* _Required work_
Write out the complete material exactly as it stands.

* _Available records_
%%

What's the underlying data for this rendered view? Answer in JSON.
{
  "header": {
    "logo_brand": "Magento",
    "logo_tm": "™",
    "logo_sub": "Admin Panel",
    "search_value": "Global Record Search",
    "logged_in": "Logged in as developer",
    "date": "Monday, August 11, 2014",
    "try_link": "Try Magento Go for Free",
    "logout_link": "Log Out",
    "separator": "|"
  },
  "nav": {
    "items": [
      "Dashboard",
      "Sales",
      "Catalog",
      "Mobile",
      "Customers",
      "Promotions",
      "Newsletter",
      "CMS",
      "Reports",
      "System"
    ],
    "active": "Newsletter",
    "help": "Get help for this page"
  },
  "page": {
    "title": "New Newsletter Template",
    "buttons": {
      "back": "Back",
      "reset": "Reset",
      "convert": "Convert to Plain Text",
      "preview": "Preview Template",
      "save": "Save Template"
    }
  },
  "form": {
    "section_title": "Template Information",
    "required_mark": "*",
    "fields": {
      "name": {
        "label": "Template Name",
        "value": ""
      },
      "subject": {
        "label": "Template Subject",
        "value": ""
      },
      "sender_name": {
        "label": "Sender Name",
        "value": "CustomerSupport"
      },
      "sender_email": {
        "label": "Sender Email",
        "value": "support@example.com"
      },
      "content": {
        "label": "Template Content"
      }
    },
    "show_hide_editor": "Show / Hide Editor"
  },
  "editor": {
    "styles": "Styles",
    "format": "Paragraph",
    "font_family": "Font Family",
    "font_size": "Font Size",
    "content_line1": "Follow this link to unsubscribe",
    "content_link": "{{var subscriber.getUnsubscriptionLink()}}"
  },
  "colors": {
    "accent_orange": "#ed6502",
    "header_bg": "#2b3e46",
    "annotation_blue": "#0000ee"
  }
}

%%

* _Correct answer_
What's the underlying data for this rendered view? Answer in JSON.
{
  "header": {
    "logo_brand": "Magento",
    "logo_tm": "™",
    "logo_sub": "Admin Panel",
    "search_value": "Global Record Search",
    "logged_in": "Logged in as developer",
    "date": "Monday, August 11, 2014",
    "try_link": "Try Magento Go for Free",
    "logout_link": "Log Out",
    "separator": "|"
  },
  "nav": {
    "items": [
      "Dashboard",
      "Sales",
      "Catalog",
      "Mobile",
      "Customers",
      "Promotions",
      "Newsletter",
      "CMS",
      "Reports",
      "System"
    ],
    "active": "Newsletter",
    "help": "Get help for this page"
  },
  "page": {
    "title": "New Newsletter Template",
    "buttons": {
      "back": "Back",
      "reset": "Reset",
      "convert": "Convert to Plain Text",
      "preview": "Preview Template",
      "save": "Save Template"
    }
  },
  "form": {
    "section_title": "Template Information",
    "required_mark": "*",
    "fields": {
      "name": {
        "label": "Template Name",
        "value": ""
      },
      "subject": {
        "label": "Template Subject",
        "value": ""
      },
      "sender_name": {
        "label": "Sender Name",
        "value": "CustomerSupport"
      },
      "sender_email": {
        "label": "Sender Email",
        "value": "support@example.com"
      },
      "content": {
        "label": "Template Content"
      }
    },
    "show_hide_editor": "Show / Hide Editor"
  },
  "editor": {
    "styles": "Styles",
    "format": "Paragraph",
    "font_family": "Font Family",
    "font_size": "Font Size",
    "content_line1": "Follow this link to unsubscribe",
    "content_link": "{{var subscriber.getUnsubscriptionLink()}}"
  },
  "colors": {
    "accent_orange": "#ed6502",
    "header_bg": "#2b3e46",
    "annotation_blue": "#0000ee"
  }
}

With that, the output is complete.